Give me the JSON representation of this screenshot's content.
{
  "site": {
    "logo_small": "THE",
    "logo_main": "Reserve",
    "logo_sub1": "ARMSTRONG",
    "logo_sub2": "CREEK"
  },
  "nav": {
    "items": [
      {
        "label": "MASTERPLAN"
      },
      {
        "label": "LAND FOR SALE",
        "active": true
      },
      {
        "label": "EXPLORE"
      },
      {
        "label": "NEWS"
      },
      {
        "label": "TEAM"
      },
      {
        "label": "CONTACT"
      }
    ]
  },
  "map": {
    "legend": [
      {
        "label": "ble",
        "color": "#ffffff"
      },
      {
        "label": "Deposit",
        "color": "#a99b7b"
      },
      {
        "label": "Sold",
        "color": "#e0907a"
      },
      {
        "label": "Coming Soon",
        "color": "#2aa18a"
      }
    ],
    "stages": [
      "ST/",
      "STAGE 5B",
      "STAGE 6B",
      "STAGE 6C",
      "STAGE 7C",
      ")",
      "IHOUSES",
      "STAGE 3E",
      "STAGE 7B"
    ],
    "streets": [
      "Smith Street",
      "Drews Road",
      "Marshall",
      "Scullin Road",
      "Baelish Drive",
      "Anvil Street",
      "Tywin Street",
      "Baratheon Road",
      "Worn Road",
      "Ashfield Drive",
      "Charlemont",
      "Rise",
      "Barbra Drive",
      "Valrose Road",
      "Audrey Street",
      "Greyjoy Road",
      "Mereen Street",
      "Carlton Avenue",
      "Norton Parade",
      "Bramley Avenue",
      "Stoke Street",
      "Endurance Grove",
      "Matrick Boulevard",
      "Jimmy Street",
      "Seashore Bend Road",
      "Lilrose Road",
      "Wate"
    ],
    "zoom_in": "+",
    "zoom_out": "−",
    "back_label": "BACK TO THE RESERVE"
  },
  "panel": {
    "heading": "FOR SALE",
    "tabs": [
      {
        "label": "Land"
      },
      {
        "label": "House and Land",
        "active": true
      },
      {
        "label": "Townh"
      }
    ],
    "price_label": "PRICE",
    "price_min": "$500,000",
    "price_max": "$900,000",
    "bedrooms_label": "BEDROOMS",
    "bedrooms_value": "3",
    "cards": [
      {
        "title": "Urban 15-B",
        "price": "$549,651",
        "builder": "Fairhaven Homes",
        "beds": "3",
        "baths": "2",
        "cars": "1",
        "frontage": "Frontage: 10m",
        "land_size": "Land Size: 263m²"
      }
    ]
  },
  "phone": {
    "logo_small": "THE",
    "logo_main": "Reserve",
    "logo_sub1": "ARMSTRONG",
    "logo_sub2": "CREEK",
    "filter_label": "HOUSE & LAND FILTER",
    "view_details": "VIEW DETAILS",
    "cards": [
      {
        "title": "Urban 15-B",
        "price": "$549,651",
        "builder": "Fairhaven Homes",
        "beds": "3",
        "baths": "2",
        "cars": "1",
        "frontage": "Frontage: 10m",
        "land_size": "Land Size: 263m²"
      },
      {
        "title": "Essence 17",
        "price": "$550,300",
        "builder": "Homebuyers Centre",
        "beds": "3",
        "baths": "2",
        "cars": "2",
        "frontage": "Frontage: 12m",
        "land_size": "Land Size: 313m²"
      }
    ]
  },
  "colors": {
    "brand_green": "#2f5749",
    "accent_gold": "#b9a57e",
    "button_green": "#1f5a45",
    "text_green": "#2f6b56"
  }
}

———

• [WRITTEN REQUEST]:
Go through the listing and print each line exactly as it appears.

• [RESPONSE BELOW]:
Give me the JSON representation of this screenshot's content.
{
  "site": {
    "logo_small": "THE",
    "logo_main": "Reserve",
    "logo_sub1": "ARMSTRONG",
    "logo_sub2": "CREEK"
  },
  "nav": {
    "items": [
      {
        "label": "MASTERPLAN"
      },
      {
        "label": "LAND FOR SALE",
        "active": true
      },
      {
        "label": "EXPLORE"
      },
      {
        "label": "NEWS"
      },
      {
        "label": "TEAM"
      },
      {
        "label": "CONTACT"
      }
    ]
  },
  "map": {
    "legend": [
      {
        "label": "ble",
        "color": "#ffffff"
      },
      {
        "label": "Deposit",
        "color": "#a99b7b"
      },
      {
        "label": "Sold",
        "color": "#e0907a"
      },
      {
        "label": "Coming Soon",
        "color": "#2aa18a"
      }
    ],
    "stages": [
      "ST/",
      "STAGE 5B",
      "STAGE 6B",
      "STAGE 6C",
      "STAGE 7C",
      ")",
      "IHOUSES",
      "STAGE 3E",
      "STAGE 7B"
    ],
    "streets": [
      "Smith Street",
      "Drews Road",
      "Marshall",
      "Scullin Road",
      "Baelish Drive",
      "Anvil Street",
      "Tywin Street",
      "Baratheon Road",
      "Worn Road",
      "Ashfield Drive",
      "Charlemont",
      "Rise",
      "Barbra Drive",
      "Valrose Road",
      "Audrey Street",
      "Greyjoy Road",
      "Mereen Street",
      "Carlton Avenue",
      "Norton Parade",
      "Bramley Avenue",
      "Stoke Street",
      "Endurance Grove",
      "Matrick Boulevard",
      "Jimmy Street",
      "Seashore Bend Road",
      "Lilrose Road",
      "Wate"
    ],
    "zoom_in": "+",
    "zoom_out": "−",
    "back_label": "BACK TO THE RESERVE"
  },
  "panel": {
    "heading": "FOR SALE",
    "tabs": [
      {
        "label": "Land"
      },
      {
        "label": "House and Land",
        "active": true
      },
      {
        "label": "Townh"
      }
    ],
    "price_label": "PRICE",
    "price_min": "$500,000",
    "price_max": "$900,000",
    "bedrooms_label": "BEDROOMS",
    "bedrooms_value": "3",
    "cards": [
      {
        "title": "Urban 15-B",
        "price": "$549,651",
        "builder": "Fairhaven Homes",
        "beds": "3",
        "baths": "2",
        "cars": "1",
        "frontage": "Frontage: 10m",
        "land_size": "Land Size: 263m²"
      }
    ]
  },
  "phone": {
    "logo_small": "THE",
    "logo_main": "Reserve",
    "logo_sub1": "ARMSTRONG",
    "logo_sub2": "CREEK",
    "filter_label": "HOUSE & LAND FILTER",
    "view_details": "VIEW DETAILS",
    "cards": [
      {
        "title": "Urban 15-B",
        "price": "$549,651",
        "builder": "Fairhaven Homes",
        "beds": "3",
        "baths": "2",
        "cars": "1",
        "frontage": "Frontage: 10m",
        "land_size": "Land Size: 263m²"
      },
      {
        "title": "Essence 17",
        "price": "$550,300",
        "builder": "Homebuyers Centre",
        "beds": "3",
        "baths": "2",
        "cars": "2",
        "frontage": "Frontage: 12m",
        "land_size": "Land Size: 313m²"
      }
    ]
  },
  "colors": {
    "brand_green": "#2f5749",
    "accent_gold": "#b9a57e",
    "button_green": "#1f5a45",
    "text_green": "#2f6b56"
  }
}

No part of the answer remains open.